▶ **Written exercise**
Gather every line in the records below that contains the word "right".

-------------------------

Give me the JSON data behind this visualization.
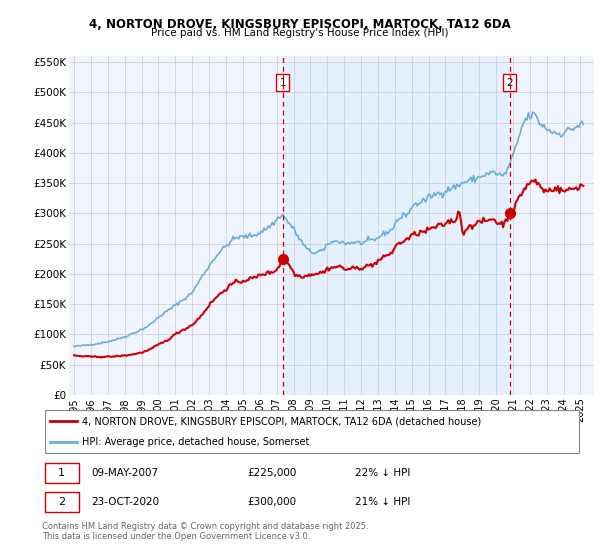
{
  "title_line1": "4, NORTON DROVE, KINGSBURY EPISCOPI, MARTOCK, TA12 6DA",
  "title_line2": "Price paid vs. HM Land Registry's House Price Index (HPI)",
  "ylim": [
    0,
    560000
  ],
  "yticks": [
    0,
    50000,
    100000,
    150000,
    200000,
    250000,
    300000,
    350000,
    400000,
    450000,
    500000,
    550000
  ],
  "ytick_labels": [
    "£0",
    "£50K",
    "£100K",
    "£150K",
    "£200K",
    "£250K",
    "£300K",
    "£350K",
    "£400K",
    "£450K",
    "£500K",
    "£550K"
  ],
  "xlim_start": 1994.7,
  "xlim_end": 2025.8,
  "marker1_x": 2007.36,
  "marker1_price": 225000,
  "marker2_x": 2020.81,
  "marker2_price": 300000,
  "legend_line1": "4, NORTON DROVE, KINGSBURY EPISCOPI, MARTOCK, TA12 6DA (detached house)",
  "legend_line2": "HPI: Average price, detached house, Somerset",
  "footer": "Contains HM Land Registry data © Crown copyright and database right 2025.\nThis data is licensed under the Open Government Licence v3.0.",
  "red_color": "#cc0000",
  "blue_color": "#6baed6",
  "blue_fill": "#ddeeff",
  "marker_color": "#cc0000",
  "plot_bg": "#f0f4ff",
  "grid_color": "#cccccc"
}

-------------------------

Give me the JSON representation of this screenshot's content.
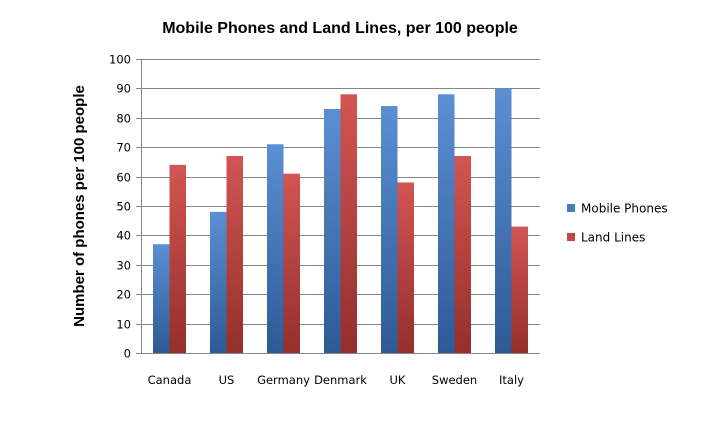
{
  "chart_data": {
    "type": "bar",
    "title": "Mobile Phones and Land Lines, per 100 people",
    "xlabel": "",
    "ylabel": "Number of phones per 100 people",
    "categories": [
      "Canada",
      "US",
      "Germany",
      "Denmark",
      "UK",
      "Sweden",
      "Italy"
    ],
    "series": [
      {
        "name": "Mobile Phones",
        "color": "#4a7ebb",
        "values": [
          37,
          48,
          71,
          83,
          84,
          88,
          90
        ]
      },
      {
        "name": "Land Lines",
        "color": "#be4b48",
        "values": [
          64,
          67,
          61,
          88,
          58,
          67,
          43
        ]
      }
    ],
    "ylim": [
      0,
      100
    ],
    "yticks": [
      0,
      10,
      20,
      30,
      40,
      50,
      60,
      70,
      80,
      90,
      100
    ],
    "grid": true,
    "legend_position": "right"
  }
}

-------------------------

▶ **Exercise response**
  "footer": "Contains HM Land Registry data © Crown copyright and database right 2025.\nThis data is licensed under the Open Government Licence v3.0.",
    "legend_position": "right"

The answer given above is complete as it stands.